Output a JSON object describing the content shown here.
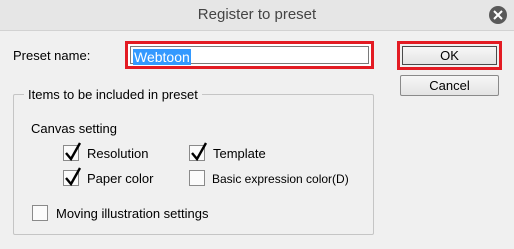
{
  "dialog": {
    "title": "Register to preset"
  },
  "preset_name": {
    "label": "Preset name:",
    "value": "Webtoon"
  },
  "buttons": {
    "ok": "OK",
    "cancel": "Cancel"
  },
  "group": {
    "legend": "Items to be included in preset",
    "canvas_setting_label": "Canvas setting",
    "options": [
      {
        "label": "Resolution",
        "checked": true
      },
      {
        "label": "Template",
        "checked": true
      },
      {
        "label": "Paper color",
        "checked": true
      },
      {
        "label": "Basic expression color(D)",
        "checked": false
      },
      {
        "label": "Moving illustration settings",
        "checked": false
      }
    ]
  },
  "colors": {
    "highlight_border": "#e31b23",
    "selection": "#3399ff"
  },
  "icons": {
    "close": "close-icon",
    "check": "checkmark-icon"
  }
}
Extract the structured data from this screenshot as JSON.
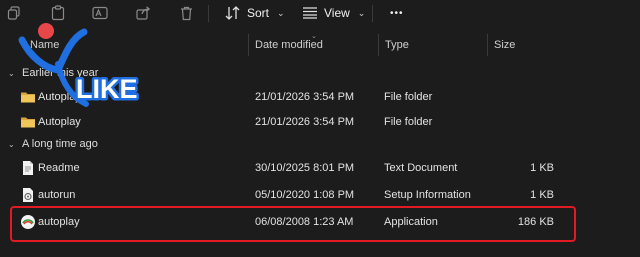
{
  "toolbar": {
    "sort_label": "Sort",
    "view_label": "View",
    "more_label": "•••"
  },
  "columns": {
    "name": "Name",
    "date_modified": "Date modified",
    "type": "Type",
    "size": "Size"
  },
  "groups": [
    {
      "label": "Earlier this year",
      "rows": [
        {
          "name": "Autoplay 2026",
          "date": "21/01/2026 3:54 PM",
          "type": "File folder",
          "size": "",
          "icon": "folder-icon"
        },
        {
          "name": "Autoplay",
          "date": "21/01/2026 3:54 PM",
          "type": "File folder",
          "size": "",
          "icon": "folder-icon"
        }
      ]
    },
    {
      "label": "A long time ago",
      "rows": [
        {
          "name": "Readme",
          "date": "30/10/2025 8:01 PM",
          "type": "Text Document",
          "size": "1 KB",
          "icon": "text-document-icon"
        },
        {
          "name": "autorun",
          "date": "05/10/2020 1:08 PM",
          "type": "Setup Information",
          "size": "1 KB",
          "icon": "setup-information-icon"
        },
        {
          "name": "autoplay",
          "date": "06/08/2008 1:23 AM",
          "type": "Application",
          "size": "186 KB",
          "icon": "application-icon"
        }
      ]
    }
  ],
  "overlay": {
    "stamp_text": "LIKE",
    "stamp_color": "#1f6fe0",
    "dot_color": "#e8474a"
  },
  "colors": {
    "highlight": "#e01b24",
    "folder": "#e8b84a",
    "background": "#1c1c1c"
  }
}
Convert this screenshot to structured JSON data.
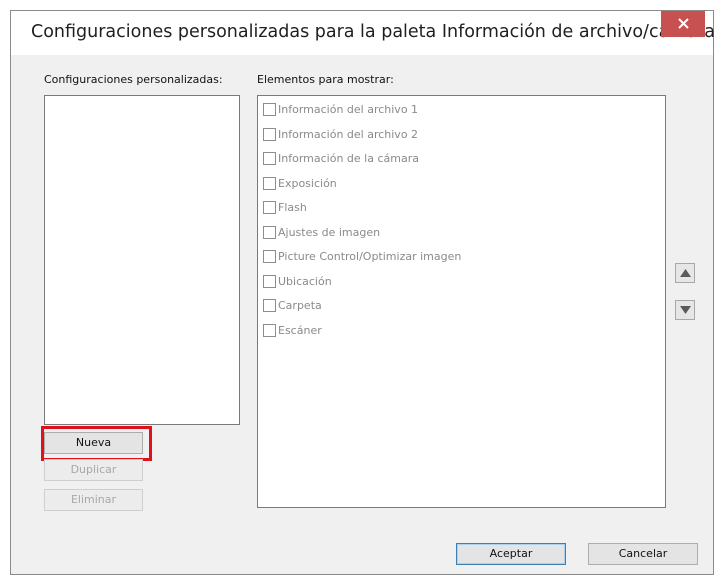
{
  "dialog": {
    "title": "Configuraciones personalizadas para la paleta Información de archivo/cámara"
  },
  "left_panel": {
    "label": "Configuraciones personalizadas:"
  },
  "right_panel": {
    "label": "Elementos para mostrar:",
    "items": [
      {
        "label": "Información del archivo 1",
        "checked": false
      },
      {
        "label": "Información del archivo 2",
        "checked": false
      },
      {
        "label": "Información de la cámara",
        "checked": false
      },
      {
        "label": "Exposición",
        "checked": false
      },
      {
        "label": "Flash",
        "checked": false
      },
      {
        "label": "Ajustes de imagen",
        "checked": false
      },
      {
        "label": "Picture Control/Optimizar imagen",
        "checked": false
      },
      {
        "label": "Ubicación",
        "checked": false
      },
      {
        "label": "Carpeta",
        "checked": false
      },
      {
        "label": "Escáner",
        "checked": false
      }
    ]
  },
  "buttons": {
    "new": "Nueva",
    "duplicate": "Duplicar",
    "delete": "Eliminar",
    "ok": "Aceptar",
    "cancel": "Cancelar"
  },
  "icons": {
    "close": "close-icon",
    "up": "arrow-up-icon",
    "down": "arrow-down-icon"
  },
  "colors": {
    "close_button": "#c75050",
    "highlight": "#e0101c"
  }
}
----
Pick out every line with the string "cámara" and copy it.

    "title": "Configuraciones personalizadas para la paleta Información de archivo/cámara"
        "label": "Información de la cámara",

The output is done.